::: Supplied material :::

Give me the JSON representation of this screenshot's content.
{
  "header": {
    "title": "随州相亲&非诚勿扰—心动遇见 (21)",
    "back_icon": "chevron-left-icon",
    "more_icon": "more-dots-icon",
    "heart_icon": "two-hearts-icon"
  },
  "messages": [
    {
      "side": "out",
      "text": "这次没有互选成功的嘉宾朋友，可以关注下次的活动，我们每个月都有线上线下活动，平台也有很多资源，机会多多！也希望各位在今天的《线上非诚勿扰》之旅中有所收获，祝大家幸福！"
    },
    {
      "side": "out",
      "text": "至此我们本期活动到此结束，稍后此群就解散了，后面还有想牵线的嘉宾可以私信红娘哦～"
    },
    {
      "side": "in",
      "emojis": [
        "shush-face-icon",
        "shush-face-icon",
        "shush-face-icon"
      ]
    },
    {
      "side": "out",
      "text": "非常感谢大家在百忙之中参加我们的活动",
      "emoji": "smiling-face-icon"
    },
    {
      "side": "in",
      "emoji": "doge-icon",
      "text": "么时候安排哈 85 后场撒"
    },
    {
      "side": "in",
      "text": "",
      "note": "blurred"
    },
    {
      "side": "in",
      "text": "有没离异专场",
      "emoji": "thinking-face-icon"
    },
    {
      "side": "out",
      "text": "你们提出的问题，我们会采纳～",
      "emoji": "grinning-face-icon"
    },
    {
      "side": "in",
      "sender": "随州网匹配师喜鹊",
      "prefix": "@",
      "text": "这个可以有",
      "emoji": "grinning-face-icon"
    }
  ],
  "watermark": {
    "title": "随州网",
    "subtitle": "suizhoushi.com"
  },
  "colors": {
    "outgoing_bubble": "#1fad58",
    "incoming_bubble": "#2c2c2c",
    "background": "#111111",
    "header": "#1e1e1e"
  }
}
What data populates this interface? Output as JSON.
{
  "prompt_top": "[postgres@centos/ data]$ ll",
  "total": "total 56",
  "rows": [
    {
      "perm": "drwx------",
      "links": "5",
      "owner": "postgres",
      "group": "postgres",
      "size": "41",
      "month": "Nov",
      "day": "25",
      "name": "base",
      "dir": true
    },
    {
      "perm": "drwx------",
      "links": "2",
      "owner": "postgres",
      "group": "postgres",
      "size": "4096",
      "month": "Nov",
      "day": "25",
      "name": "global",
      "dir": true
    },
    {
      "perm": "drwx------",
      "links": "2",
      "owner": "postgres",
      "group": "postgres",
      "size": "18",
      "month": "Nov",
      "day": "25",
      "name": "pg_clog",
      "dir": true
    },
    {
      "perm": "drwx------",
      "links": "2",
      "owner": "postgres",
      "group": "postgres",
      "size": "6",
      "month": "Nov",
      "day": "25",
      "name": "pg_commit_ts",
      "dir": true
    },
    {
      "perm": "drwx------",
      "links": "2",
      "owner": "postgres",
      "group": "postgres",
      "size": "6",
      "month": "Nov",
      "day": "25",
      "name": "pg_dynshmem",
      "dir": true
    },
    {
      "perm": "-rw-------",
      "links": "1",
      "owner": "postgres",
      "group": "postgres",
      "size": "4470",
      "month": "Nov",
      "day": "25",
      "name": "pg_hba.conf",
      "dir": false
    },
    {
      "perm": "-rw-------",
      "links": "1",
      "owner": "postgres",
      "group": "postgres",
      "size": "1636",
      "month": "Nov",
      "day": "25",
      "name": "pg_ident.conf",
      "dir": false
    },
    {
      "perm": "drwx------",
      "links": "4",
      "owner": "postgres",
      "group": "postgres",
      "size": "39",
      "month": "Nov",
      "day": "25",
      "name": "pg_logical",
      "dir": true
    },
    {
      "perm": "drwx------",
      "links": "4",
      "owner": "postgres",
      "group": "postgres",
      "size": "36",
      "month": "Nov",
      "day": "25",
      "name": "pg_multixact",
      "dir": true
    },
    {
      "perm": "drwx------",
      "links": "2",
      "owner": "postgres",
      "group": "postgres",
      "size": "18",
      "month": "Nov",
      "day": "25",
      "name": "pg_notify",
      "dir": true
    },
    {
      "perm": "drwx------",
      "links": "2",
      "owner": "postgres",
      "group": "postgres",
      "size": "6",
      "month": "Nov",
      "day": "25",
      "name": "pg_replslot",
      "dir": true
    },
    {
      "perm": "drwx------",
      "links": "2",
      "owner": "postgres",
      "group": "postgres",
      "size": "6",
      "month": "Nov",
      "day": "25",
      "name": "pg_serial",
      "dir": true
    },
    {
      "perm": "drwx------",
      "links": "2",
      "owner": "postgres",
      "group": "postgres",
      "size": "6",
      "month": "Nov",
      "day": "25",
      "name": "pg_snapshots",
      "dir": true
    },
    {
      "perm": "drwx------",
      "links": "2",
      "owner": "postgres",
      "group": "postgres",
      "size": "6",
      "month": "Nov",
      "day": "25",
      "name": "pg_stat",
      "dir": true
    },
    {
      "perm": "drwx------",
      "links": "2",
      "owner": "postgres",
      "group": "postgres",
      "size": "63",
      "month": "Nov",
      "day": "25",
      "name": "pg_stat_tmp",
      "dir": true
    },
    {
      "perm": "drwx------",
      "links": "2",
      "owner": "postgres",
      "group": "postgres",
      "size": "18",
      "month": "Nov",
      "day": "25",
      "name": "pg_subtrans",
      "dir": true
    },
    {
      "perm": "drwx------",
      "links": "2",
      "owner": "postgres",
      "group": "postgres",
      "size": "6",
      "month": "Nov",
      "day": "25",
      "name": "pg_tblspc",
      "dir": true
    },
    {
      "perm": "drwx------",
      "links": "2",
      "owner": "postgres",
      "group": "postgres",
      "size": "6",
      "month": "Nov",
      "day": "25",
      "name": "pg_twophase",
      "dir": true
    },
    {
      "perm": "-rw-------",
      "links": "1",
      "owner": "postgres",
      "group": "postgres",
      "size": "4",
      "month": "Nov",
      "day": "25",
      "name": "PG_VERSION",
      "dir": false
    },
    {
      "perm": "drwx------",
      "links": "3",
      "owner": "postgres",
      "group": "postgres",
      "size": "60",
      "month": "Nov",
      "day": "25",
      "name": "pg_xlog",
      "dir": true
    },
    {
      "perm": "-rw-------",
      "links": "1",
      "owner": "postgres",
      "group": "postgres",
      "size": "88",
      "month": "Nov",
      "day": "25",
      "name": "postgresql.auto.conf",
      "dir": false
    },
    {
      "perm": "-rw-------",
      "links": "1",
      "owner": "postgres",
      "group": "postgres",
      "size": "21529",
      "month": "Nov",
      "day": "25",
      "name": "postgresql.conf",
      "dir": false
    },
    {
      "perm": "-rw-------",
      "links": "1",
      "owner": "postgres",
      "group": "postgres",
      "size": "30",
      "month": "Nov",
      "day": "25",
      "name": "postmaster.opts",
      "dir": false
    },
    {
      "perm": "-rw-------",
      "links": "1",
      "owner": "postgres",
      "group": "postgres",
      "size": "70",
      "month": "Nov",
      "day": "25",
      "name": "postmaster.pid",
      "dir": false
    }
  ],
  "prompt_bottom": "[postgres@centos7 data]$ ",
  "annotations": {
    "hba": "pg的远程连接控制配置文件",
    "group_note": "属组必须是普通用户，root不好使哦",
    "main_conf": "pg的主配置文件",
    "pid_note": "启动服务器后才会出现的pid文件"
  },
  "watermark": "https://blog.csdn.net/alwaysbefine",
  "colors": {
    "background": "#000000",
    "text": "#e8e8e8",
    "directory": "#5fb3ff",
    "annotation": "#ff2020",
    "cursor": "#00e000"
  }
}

:::

> _What you have to do_: Some lines of the records may hold the word "data". How many do? Answer with a number and nothing else.

> _Result for this task_: 3